━━━ Task material ━━━
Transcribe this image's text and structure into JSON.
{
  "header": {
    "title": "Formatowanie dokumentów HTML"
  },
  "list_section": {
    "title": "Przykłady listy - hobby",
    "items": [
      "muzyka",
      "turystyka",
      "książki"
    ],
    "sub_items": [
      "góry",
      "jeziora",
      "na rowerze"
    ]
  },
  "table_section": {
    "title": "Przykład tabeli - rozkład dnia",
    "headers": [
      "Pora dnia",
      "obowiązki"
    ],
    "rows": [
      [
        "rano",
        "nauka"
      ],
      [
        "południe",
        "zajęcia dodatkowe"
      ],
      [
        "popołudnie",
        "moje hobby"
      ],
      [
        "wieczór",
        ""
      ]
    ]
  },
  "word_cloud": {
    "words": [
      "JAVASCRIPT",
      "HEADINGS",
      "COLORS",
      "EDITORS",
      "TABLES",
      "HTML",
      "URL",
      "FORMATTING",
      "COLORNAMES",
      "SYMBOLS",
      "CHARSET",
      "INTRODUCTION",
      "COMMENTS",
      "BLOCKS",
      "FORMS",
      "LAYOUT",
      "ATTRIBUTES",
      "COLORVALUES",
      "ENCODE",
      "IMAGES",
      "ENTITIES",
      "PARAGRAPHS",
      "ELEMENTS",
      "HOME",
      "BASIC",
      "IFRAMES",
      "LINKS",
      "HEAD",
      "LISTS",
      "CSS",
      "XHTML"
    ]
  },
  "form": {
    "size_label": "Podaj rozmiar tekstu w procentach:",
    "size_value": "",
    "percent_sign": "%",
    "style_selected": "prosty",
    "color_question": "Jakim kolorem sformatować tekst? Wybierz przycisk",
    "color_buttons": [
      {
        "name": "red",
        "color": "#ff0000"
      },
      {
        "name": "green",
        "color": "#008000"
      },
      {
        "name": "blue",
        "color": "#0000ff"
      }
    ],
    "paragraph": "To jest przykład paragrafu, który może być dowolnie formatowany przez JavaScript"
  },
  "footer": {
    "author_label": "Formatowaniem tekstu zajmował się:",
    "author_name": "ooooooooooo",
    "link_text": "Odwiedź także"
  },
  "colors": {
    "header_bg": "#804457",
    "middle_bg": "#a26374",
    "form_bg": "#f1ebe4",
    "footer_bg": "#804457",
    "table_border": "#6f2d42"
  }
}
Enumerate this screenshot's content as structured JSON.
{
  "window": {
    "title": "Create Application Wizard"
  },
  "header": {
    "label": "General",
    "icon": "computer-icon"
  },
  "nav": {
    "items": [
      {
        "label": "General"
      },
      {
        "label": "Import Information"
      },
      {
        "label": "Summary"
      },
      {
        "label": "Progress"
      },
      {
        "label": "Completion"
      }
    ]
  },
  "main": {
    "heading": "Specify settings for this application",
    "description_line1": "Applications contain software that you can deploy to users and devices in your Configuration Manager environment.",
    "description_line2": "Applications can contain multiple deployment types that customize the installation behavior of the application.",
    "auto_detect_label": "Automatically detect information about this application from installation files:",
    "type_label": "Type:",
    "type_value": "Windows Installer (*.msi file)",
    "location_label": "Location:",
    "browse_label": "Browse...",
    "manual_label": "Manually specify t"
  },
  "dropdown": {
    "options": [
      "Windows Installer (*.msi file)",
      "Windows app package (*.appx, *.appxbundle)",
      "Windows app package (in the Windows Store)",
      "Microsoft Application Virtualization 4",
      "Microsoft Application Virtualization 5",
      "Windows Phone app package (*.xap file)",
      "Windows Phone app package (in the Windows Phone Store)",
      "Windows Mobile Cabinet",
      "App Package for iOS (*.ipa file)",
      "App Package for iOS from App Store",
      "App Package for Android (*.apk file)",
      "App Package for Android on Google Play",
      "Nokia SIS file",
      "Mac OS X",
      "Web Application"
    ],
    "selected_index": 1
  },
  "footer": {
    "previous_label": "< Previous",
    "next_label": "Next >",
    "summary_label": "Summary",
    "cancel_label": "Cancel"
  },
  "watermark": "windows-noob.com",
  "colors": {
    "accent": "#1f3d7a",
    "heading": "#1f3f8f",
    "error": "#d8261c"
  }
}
━━━
## [Required work]
Extract the complete set of records unchanged.

## [Task solution]
Transcribe this image's text and structure into JSON.
{
  "header": {
    "title": "Formatowanie dokumentów HTML"
  },
  "list_section": {
    "title": "Przykłady listy - hobby",
    "items": [
      "muzyka",
      "turystyka",
      "książki"
    ],
    "sub_items": [
      "góry",
      "jeziora",
      "na rowerze"
    ]
  },
  "table_section": {
    "title": "Przykład tabeli - rozkład dnia",
    "headers": [
      "Pora dnia",
      "obowiązki"
    ],
    "rows": [
      [
        "rano",
        "nauka"
      ],
      [
        "południe",
        "zajęcia dodatkowe"
      ],
      [
        "popołudnie",
        "moje hobby"
      ],
      [
        "wieczór",
        ""
      ]
    ]
  },
  "word_cloud": {
    "words": [
      "JAVASCRIPT",
      "HEADINGS",
      "COLORS",
      "EDITORS",
      "TABLES",
      "HTML",
      "URL",
      "FORMATTING",
      "COLORNAMES",
      "SYMBOLS",
      "CHARSET",
      "INTRODUCTION",
      "COMMENTS",
      "BLOCKS",
      "FORMS",
      "LAYOUT",
      "ATTRIBUTES",
      "COLORVALUES",
      "ENCODE",
      "IMAGES",
      "ENTITIES",
      "PARAGRAPHS",
      "ELEMENTS",
      "HOME",
      "BASIC",
      "IFRAMES",
      "LINKS",
      "HEAD",
      "LISTS",
      "CSS",
      "XHTML"
    ]
  },
  "form": {
    "size_label": "Podaj rozmiar tekstu w procentach:",
    "size_value": "",
    "percent_sign": "%",
    "style_selected": "prosty",
    "color_question": "Jakim kolorem sformatować tekst? Wybierz przycisk",
    "color_buttons": [
      {
        "name": "red",
        "color": "#ff0000"
      },
      {
        "name": "green",
        "color": "#008000"
      },
      {
        "name": "blue",
        "color": "#0000ff"
      }
    ],
    "paragraph": "To jest przykład paragrafu, który może być dowolnie formatowany przez JavaScript"
  },
  "footer": {
    "author_label": "Formatowaniem tekstu zajmował się:",
    "author_name": "ooooooooooo",
    "link_text": "Odwiedź także"
  },
  "colors": {
    "header_bg": "#804457",
    "middle_bg": "#a26374",
    "form_bg": "#f1ebe4",
    "footer_bg": "#804457",
    "table_border": "#6f2d42"
  }
}
Enumerate this screenshot's content as structured JSON.
{
  "window": {
    "title": "Create Application Wizard"
  },
  "header": {
    "label": "General",
    "icon": "computer-icon"
  },
  "nav": {
    "items": [
      {
        "label": "General"
      },
      {
        "label": "Import Information"
      },
      {
        "label": "Summary"
      },
      {
        "label": "Progress"
      },
      {
        "label": "Completion"
      }
    ]
  },
  "main": {
    "heading": "Specify settings for this application",
    "description_line1": "Applications contain software that you can deploy to users and devices in your Configuration Manager environment.",
    "description_line2": "Applications can contain multiple deployment types that customize the installation behavior of the application.",
    "auto_detect_label": "Automatically detect information about this application from installation files:",
    "type_label": "Type:",
    "type_value": "Windows Installer (*.msi file)",
    "location_label": "Location:",
    "browse_label": "Browse...",
    "manual_label": "Manually specify t"
  },
  "dropdown": {
    "options": [
      "Windows Installer (*.msi file)",
      "Windows app package (*.appx, *.appxbundle)",
      "Windows app package (in the Windows Store)",
      "Microsoft Application Virtualization 4",
      "Microsoft Application Virtualization 5",
      "Windows Phone app package (*.xap file)",
      "Windows Phone app package (in the Windows Phone Store)",
      "Windows Mobile Cabinet",
      "App Package for iOS (*.ipa file)",
      "App Package for iOS from App Store",
      "App Package for Android (*.apk file)",
      "App Package for Android on Google Play",
      "Nokia SIS file",
      "Mac OS X",
      "Web Application"
    ],
    "selected_index": 1
  },
  "footer": {
    "previous_label": "< Previous",
    "next_label": "Next >",
    "summary_label": "Summary",
    "cancel_label": "Cancel"
  },
  "watermark": "windows-noob.com",
  "colors": {
    "accent": "#1f3d7a",
    "heading": "#1f3f8f",
    "error": "#d8261c"
  }
}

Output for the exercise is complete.